:: REQUIRED ACTIONS ::
A – What is the Spanish translation of this sentence from the interview excerpt: "A single successful infostealer run yields months of access across an entire company’s external systems."?
B – Which principles does the interview excerpt say still apply alongside sandboxing?
C – Can you write out the part of the interview excerpt that opens with the words "Jentic positions itself" and closes with "reducing agent flexibility?"?

EXTRACT PROVIDED Start Marker

Jentic positions itself as a managed execution layer sitting between agent frameworks and external systems. How does that intermediary layer enforce governance without slowing down developers or reducing agent flexibility?
Instead of wiring an agent to fifty different APIs – each with its own authentication scheme, rate limits, and quirks – the developer connects to one endpoint. That endpoint exposes tools to search our entire catalog of API capabilities, load details, and execute any call. This maximises flexibility through a single unified interface to unlimited APIs, while enabling governance – which agents access which APIs, under what conditions, with what limits – all managed in the platform, not in client code. The execution layer is a pass-through; agents can still compose multi-step workflows, chain calls, and handle errors dynamically. Governance without friction is hard. The shortcut is to push the burden onto developers. Infrastructure should do the opposite — absorb that complexity so developers don’t have to.
With infostealer malware now actively targeting agent configuration files and stored credentials, do you see attackers shifting their focus toward AI infrastructure as a new high-value surface area?
Absolutely – and the logic is obvious. An agent configuration file is effectively a multi-service superkey: credentials for email systems, CRMs, billing platforms, internal APIs, and GitHub accounts. A single successful infostealer run yields months of access across an entire company’s external systems. That’s a dramatically higher return than targeting any one service in isolation. The other dimension is that agents running continuously in production are persistent, credentialed presences — not a user logging in and out. A compromised agent can serve as a long-term foothold, operating below detection thresholds. The uncomfortable reality is that the attack surface is evolving faster than the defensive tooling. Jentic can significantly reduce the credential attack surface, but we can’t prevent an agent from misusing the scopes it’s been granted. That harder problem needs to be solved at the model level, with guardrails and prompt injection detection.
Beyond any single framework, what broader security principles should organizations adopt if they want to deploy agentic AI safely at scale?
Most managed organisations cannot deploy non-deterministic systems into their most valuable business processes. A bank or insurer can’t point an autonomous agent at their billing system and say “go figure it out.” So how do you innovate without your risk posture becoming a handbrake? The answer is sandboxing. Create a digital twin of your API estate with the same structure and workflows, but without production credentials or consequences. Deploy agents there, let them explore, watch what happens. The successful paths get captured as structured, deterministic workflow automations using Arazzo, the open workflow specification developed within the OpenAPI Initiative – auditable, repeatable, and reviewable by any compliance team. This means you can move at AI speed in the sandbox and at enterprise speed in production, and those two modes coexist. The other principles still apply – least privilege, audit trails, kill switches, separation of orchestration from execution. But the sandbox is the structural answer to the question enterprise teams actually get stuck on: how do we experiment with non-deterministic AI without betting our compliance posture on it? You don’t deploy the non-determinism. You extract value from it under controlled conditions, and deploy only the deterministic outputs.

EXTRACT PROVIDED End Marker
STUDY MATERIAL Start Marker

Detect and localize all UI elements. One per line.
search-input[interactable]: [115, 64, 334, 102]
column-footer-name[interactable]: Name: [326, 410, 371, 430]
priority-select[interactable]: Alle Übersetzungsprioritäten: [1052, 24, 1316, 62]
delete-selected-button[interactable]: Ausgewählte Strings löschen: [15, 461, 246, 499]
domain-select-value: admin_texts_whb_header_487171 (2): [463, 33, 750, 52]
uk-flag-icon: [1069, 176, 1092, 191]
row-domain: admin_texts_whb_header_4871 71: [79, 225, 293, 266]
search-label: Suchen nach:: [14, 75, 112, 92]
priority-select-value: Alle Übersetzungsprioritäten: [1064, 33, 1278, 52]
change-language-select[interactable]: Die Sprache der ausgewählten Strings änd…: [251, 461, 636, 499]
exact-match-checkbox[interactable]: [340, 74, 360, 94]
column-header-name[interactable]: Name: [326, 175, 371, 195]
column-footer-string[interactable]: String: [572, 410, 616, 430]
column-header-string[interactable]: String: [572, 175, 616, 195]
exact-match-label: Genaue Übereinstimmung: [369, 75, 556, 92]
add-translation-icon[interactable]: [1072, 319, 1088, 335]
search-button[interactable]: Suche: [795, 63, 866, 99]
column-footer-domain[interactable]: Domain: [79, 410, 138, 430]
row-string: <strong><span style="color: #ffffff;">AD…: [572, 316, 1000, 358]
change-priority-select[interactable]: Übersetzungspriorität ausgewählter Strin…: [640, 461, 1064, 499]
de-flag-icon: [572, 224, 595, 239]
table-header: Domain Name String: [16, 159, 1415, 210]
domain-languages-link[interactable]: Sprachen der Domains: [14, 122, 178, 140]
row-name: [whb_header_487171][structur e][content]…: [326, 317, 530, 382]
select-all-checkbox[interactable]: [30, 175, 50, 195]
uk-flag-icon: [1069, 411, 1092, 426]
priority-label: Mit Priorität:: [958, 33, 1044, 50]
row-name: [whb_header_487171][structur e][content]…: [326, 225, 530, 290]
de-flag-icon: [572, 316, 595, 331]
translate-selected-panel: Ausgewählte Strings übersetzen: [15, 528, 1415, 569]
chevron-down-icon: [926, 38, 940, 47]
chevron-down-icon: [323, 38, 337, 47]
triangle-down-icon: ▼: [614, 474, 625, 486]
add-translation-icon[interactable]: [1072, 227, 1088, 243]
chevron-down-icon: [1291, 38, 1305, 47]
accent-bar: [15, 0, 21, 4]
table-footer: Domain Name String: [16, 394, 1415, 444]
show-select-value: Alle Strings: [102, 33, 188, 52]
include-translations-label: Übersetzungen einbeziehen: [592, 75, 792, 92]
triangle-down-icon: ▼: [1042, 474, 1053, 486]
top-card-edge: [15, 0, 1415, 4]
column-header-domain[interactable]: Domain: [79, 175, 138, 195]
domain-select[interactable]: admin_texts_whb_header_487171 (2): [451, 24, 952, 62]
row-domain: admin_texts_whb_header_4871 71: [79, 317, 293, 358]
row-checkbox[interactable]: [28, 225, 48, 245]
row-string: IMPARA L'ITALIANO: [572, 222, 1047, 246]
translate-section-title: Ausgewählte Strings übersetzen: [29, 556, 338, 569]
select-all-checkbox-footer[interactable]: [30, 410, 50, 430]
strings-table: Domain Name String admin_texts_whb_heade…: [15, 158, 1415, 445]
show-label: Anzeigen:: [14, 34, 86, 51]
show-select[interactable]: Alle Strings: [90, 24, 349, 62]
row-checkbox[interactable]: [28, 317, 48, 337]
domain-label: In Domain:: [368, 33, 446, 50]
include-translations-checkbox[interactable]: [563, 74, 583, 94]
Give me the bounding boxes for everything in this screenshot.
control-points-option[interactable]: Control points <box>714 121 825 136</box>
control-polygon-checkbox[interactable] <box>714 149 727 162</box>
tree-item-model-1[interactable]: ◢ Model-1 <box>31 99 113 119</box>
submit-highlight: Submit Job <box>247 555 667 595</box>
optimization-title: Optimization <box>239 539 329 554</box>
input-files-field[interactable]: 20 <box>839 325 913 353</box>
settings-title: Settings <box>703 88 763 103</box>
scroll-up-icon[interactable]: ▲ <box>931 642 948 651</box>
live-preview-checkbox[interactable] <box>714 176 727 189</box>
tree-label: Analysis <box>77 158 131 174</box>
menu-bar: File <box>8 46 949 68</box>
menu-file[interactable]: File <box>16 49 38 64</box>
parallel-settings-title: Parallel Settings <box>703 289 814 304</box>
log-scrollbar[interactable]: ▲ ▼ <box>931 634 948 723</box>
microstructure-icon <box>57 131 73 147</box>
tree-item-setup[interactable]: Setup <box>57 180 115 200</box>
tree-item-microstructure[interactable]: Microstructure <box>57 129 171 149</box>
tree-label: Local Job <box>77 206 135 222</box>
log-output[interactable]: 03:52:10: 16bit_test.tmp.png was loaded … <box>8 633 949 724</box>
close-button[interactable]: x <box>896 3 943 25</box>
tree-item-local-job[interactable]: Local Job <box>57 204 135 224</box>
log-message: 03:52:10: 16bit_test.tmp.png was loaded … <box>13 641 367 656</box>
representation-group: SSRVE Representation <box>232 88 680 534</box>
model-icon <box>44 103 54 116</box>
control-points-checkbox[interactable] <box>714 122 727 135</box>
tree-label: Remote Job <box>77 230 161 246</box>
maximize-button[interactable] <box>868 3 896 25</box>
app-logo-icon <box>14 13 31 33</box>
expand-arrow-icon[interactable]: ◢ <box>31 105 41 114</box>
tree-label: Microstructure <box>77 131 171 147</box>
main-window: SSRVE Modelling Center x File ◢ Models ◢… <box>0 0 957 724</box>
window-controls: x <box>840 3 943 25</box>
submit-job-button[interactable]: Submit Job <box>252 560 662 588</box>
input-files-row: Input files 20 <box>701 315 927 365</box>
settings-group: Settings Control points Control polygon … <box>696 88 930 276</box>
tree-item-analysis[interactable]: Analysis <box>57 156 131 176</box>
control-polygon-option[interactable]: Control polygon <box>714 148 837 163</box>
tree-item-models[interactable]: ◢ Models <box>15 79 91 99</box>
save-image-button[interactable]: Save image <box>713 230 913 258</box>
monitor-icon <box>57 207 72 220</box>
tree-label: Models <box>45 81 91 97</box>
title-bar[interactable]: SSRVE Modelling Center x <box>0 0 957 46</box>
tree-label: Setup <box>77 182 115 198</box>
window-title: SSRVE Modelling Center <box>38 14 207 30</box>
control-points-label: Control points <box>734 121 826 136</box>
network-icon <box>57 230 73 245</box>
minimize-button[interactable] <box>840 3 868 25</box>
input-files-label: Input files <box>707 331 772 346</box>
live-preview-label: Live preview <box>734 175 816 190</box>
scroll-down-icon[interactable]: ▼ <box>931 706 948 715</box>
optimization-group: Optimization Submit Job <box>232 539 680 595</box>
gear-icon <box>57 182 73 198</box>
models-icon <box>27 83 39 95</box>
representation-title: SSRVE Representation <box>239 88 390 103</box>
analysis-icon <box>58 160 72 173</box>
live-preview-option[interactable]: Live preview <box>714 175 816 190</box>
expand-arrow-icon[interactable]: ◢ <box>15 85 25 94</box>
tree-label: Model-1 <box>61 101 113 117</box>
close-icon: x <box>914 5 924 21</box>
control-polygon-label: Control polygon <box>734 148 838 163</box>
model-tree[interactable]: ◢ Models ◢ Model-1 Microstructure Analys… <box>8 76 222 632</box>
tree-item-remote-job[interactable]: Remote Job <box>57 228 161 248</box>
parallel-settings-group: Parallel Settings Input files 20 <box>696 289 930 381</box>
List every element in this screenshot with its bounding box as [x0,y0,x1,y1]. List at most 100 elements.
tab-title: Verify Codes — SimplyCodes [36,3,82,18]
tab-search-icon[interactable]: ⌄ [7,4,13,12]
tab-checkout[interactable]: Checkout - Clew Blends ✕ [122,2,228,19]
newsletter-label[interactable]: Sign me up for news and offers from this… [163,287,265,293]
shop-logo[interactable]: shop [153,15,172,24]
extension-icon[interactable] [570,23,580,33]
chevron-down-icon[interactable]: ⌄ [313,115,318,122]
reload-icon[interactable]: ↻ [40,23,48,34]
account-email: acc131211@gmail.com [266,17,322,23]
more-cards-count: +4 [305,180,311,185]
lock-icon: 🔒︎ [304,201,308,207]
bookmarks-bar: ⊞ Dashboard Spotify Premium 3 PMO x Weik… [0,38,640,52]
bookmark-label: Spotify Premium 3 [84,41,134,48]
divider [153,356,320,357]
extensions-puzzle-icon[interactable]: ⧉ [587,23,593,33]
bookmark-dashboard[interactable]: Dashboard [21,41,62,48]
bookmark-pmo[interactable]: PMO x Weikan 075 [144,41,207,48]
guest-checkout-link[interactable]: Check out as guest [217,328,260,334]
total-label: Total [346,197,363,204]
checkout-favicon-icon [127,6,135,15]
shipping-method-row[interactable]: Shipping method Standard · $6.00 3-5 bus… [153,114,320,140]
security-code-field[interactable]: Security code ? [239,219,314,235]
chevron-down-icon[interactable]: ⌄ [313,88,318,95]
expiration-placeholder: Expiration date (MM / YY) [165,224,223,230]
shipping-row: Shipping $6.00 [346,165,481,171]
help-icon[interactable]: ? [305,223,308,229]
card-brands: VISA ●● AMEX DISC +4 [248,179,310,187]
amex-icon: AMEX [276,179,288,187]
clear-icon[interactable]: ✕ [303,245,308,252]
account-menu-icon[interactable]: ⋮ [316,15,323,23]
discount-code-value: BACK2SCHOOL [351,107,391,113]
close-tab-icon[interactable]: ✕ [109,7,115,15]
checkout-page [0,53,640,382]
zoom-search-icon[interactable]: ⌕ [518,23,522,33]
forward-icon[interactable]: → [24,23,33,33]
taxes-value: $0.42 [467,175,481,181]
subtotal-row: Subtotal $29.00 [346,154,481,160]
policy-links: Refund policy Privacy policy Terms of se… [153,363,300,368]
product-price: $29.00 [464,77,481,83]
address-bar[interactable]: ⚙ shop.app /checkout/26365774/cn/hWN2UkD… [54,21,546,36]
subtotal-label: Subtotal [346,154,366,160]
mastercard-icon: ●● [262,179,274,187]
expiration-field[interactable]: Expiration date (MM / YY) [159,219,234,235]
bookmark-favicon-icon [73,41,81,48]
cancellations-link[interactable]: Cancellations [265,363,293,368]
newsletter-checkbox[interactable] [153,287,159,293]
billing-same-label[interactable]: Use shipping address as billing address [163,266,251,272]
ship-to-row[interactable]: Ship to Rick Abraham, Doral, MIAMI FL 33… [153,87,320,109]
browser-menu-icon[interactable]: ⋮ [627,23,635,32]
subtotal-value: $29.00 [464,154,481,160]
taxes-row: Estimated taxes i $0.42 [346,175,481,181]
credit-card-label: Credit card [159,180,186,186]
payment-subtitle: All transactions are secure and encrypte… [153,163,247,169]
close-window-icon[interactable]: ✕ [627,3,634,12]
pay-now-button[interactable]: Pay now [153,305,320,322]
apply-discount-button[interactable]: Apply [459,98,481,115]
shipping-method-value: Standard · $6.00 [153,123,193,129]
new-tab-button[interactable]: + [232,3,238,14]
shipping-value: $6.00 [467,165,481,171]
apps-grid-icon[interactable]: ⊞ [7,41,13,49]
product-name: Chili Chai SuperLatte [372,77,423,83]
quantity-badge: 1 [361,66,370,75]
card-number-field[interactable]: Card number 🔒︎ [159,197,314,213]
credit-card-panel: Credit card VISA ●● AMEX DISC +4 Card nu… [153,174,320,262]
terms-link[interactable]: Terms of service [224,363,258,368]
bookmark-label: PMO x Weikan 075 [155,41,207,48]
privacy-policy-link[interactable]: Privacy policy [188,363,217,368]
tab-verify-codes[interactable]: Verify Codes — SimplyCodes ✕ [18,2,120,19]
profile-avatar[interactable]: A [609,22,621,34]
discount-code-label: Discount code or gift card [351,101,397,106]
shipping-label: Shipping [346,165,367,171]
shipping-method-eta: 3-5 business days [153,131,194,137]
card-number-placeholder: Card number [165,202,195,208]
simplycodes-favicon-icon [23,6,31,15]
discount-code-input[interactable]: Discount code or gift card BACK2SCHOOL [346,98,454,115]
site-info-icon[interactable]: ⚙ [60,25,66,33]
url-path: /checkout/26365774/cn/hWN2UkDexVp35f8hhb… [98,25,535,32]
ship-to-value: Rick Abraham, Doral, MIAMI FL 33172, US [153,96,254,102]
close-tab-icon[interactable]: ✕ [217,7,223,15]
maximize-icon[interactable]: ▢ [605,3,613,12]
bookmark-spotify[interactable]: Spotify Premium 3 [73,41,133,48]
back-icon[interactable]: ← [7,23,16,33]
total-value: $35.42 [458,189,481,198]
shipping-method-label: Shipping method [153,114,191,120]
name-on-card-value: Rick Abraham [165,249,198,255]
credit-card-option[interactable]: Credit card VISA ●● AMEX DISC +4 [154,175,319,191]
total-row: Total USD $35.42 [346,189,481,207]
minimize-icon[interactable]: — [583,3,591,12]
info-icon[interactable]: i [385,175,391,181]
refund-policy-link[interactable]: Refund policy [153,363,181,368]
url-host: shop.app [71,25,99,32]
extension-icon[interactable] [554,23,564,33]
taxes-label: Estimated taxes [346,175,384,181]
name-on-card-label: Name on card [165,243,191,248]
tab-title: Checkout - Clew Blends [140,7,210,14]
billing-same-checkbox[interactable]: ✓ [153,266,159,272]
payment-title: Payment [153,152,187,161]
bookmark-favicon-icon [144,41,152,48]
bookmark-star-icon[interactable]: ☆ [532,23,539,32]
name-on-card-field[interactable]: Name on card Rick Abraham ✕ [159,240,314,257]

STUDY MATERIAL End Marker

:: ACTIVITY ANSWERS ::
A – Una sola ejecución exitosa de un infostealer proporciona meses de acceso a todos los sistemas externos de una empresa.

B –
- Least privilege
- Audit trails
- Kill switches
- Separation of orchestration from execution

C –
Jentic positions itself as a managed execution layer sitting between agent frameworks and external systems. How does that intermediary layer enforce governance without slowing down developers or reducing agent flexibility?